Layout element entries
□ □ □ □ □

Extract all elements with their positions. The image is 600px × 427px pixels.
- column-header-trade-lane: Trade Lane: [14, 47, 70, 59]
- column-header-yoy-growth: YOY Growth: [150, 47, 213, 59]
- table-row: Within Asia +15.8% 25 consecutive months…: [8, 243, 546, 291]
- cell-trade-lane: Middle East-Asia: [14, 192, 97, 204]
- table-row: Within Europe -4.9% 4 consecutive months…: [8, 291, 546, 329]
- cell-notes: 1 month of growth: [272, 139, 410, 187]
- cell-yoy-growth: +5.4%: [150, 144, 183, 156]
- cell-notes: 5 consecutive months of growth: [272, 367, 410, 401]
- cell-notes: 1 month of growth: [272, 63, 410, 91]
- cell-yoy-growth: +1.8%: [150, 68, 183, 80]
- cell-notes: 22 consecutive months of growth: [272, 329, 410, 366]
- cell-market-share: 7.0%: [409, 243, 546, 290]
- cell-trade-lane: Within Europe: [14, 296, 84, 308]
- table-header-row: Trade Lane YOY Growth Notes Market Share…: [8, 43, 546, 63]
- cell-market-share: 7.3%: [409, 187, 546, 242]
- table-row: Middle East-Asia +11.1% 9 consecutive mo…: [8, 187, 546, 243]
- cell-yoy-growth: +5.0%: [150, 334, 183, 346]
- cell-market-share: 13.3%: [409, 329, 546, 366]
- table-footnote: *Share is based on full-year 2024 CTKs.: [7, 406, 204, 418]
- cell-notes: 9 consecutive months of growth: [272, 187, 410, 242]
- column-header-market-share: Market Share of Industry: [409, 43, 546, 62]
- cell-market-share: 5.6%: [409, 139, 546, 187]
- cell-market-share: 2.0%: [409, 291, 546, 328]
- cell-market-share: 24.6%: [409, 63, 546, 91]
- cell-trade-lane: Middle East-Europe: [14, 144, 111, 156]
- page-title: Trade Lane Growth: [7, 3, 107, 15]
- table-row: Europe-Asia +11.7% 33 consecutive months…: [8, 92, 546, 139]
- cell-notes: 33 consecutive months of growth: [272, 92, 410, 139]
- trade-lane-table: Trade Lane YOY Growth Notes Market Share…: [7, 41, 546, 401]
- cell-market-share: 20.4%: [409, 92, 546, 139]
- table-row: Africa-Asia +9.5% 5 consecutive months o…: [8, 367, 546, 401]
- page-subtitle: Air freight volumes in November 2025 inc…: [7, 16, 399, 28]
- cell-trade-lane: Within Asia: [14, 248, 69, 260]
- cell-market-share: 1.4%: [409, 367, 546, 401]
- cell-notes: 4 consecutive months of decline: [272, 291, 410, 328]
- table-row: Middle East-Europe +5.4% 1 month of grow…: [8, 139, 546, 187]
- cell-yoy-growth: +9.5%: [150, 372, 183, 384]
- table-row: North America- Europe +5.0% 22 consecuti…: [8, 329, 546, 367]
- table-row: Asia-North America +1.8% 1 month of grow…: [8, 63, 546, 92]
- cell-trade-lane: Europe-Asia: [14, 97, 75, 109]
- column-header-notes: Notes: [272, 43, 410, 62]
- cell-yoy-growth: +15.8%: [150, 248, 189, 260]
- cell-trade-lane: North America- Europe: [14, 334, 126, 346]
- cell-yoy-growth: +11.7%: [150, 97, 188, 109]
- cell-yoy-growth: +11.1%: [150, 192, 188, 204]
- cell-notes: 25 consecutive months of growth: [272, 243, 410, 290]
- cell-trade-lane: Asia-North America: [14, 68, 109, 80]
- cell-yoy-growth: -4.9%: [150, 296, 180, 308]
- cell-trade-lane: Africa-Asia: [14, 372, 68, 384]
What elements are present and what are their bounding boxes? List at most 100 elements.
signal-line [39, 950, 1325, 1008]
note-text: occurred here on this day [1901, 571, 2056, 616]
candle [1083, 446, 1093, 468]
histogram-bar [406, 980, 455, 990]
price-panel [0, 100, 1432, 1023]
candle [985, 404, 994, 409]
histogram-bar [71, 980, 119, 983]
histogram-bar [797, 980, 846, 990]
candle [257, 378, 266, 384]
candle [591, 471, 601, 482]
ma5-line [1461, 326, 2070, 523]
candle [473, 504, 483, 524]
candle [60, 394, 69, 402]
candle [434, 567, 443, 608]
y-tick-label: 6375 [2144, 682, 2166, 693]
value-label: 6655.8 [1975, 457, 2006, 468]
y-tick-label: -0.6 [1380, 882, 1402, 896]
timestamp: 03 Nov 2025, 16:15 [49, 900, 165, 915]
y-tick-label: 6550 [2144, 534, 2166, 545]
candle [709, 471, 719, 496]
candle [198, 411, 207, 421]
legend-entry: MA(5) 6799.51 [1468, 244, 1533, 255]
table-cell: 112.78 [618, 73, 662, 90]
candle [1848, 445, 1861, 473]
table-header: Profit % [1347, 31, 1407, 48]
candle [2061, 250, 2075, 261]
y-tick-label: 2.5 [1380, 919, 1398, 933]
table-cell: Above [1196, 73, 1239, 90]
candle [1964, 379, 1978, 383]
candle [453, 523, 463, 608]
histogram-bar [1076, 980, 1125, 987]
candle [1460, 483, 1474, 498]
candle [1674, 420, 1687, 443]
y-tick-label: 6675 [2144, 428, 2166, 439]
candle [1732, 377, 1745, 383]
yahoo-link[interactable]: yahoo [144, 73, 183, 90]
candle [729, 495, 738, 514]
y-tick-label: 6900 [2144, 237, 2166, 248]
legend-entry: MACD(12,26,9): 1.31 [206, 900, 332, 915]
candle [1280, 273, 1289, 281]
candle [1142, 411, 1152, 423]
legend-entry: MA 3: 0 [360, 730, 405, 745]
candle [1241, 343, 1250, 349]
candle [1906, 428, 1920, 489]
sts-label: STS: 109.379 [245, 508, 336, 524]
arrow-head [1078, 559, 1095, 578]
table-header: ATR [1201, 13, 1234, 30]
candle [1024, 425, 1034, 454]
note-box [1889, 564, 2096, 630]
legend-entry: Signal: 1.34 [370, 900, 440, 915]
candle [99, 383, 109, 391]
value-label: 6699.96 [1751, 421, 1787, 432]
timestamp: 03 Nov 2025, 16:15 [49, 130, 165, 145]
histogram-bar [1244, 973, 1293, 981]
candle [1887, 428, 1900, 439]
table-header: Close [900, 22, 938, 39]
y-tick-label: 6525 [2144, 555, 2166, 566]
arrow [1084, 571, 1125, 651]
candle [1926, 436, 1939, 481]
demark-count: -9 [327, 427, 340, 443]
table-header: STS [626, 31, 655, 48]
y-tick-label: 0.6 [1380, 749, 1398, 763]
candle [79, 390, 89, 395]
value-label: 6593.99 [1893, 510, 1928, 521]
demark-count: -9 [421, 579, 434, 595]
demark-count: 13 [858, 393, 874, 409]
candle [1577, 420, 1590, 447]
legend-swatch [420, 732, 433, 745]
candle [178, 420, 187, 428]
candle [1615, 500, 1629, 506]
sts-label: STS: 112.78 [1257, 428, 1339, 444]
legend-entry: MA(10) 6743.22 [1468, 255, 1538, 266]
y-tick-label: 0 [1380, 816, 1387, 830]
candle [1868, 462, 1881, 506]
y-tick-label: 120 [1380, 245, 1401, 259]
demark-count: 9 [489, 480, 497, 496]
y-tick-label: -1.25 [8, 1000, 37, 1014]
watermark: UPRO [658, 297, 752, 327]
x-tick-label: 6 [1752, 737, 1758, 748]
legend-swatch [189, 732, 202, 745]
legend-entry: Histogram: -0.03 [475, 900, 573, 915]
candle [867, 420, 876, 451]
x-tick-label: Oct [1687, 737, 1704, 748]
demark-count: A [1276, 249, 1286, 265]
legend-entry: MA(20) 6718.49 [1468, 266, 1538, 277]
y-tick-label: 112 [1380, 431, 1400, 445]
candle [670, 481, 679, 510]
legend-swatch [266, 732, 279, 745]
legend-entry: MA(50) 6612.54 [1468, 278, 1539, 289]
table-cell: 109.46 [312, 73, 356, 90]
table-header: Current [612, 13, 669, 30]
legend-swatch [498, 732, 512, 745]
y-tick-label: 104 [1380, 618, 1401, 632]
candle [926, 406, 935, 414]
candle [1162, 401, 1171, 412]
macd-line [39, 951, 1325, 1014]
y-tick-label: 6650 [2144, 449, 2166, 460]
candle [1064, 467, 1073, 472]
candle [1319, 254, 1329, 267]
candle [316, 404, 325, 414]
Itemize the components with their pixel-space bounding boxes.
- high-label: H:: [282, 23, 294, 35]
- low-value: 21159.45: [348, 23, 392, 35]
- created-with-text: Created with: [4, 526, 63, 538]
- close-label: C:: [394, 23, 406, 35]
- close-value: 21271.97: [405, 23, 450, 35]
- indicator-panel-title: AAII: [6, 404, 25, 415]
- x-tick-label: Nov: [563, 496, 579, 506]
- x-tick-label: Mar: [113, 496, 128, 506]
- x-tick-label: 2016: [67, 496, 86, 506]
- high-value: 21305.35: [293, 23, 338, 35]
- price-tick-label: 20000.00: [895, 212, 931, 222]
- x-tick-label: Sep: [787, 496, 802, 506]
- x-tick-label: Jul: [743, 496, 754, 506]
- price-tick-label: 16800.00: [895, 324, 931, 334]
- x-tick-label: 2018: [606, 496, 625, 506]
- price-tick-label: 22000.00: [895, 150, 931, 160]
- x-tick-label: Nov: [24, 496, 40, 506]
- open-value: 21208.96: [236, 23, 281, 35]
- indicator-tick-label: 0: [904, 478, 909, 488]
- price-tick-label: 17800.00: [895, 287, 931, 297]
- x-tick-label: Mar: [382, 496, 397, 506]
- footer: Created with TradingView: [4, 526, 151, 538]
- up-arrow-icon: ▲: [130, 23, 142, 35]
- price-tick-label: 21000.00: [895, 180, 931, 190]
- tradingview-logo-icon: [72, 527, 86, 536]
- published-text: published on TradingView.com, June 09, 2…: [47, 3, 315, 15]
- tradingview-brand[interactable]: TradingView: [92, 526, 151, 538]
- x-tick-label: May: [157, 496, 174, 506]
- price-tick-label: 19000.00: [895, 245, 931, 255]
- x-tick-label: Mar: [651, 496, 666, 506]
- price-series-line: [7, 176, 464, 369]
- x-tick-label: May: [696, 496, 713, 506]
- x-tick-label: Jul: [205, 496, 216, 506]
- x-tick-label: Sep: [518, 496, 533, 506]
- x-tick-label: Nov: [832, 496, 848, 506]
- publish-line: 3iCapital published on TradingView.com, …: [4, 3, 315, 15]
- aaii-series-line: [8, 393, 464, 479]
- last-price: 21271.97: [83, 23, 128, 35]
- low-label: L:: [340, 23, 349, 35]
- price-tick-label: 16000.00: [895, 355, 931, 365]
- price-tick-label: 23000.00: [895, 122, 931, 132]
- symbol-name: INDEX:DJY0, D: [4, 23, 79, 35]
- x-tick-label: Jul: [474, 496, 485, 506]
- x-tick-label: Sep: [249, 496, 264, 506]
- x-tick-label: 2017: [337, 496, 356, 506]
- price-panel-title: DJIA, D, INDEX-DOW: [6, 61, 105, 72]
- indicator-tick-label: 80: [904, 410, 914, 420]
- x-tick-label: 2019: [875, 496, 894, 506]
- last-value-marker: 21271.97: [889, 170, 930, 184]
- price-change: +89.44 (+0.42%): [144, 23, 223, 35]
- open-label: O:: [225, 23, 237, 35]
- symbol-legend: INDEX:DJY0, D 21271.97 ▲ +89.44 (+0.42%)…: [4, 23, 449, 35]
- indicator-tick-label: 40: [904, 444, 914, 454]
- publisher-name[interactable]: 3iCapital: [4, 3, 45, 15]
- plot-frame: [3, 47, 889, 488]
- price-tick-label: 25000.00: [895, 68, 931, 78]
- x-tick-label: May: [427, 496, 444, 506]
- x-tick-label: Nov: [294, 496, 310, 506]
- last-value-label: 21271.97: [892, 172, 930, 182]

□ □ □ □ □

### TASK:
Copy out the entries word for word, beginning with the first line and continuing through the line that contains "- page-subtitle: Air".

### RESULT FOR THIS TASK:
Extract all elements with their positions. The image is 600px × 427px pixels.
- column-header-trade-lane: Trade Lane: [14, 47, 70, 59]
- column-header-yoy-growth: YOY Growth: [150, 47, 213, 59]
- table-row: Within Asia +15.8% 25 consecutive months…: [8, 243, 546, 291]
- cell-trade-lane: Middle East-Asia: [14, 192, 97, 204]
- table-row: Within Europe -4.9% 4 consecutive months…: [8, 291, 546, 329]
- cell-notes: 1 month of growth: [272, 139, 410, 187]
- cell-yoy-growth: +5.4%: [150, 144, 183, 156]
- cell-notes: 5 consecutive months of growth: [272, 367, 410, 401]
- cell-notes: 1 month of growth: [272, 63, 410, 91]
- cell-yoy-growth: +1.8%: [150, 68, 183, 80]
- cell-notes: 22 consecutive months of growth: [272, 329, 410, 366]
- cell-market-share: 7.0%: [409, 243, 546, 290]
- cell-trade-lane: Within Europe: [14, 296, 84, 308]
- table-header-row: Trade Lane YOY Growth Notes Market Share…: [8, 43, 546, 63]
- cell-market-share: 7.3%: [409, 187, 546, 242]
- table-row: Middle East-Asia +11.1% 9 consecutive mo…: [8, 187, 546, 243]
- cell-yoy-growth: +5.0%: [150, 334, 183, 346]
- cell-market-share: 13.3%: [409, 329, 546, 366]
- table-footnote: *Share is based on full-year 2024 CTKs.: [7, 406, 204, 418]
- cell-notes: 9 consecutive months of growth: [272, 187, 410, 242]
- column-header-market-share: Market Share of Industry: [409, 43, 546, 62]
- cell-market-share: 5.6%: [409, 139, 546, 187]
- cell-market-share: 2.0%: [409, 291, 546, 328]
- cell-market-share: 24.6%: [409, 63, 546, 91]
- cell-trade-lane: Middle East-Europe: [14, 144, 111, 156]
- page-title: Trade Lane Growth: [7, 3, 107, 15]
- table-row: Europe-Asia +11.7% 33 consecutive months…: [8, 92, 546, 139]
- cell-notes: 33 consecutive months of growth: [272, 92, 410, 139]
- trade-lane-table: Trade Lane YOY Growth Notes Market Share…: [7, 41, 546, 401]
- cell-market-share: 20.4%: [409, 92, 546, 139]
- table-row: Africa-Asia +9.5% 5 consecutive months o…: [8, 367, 546, 401]
- page-subtitle: Air freight volumes in November 2025 inc…: [7, 16, 399, 28]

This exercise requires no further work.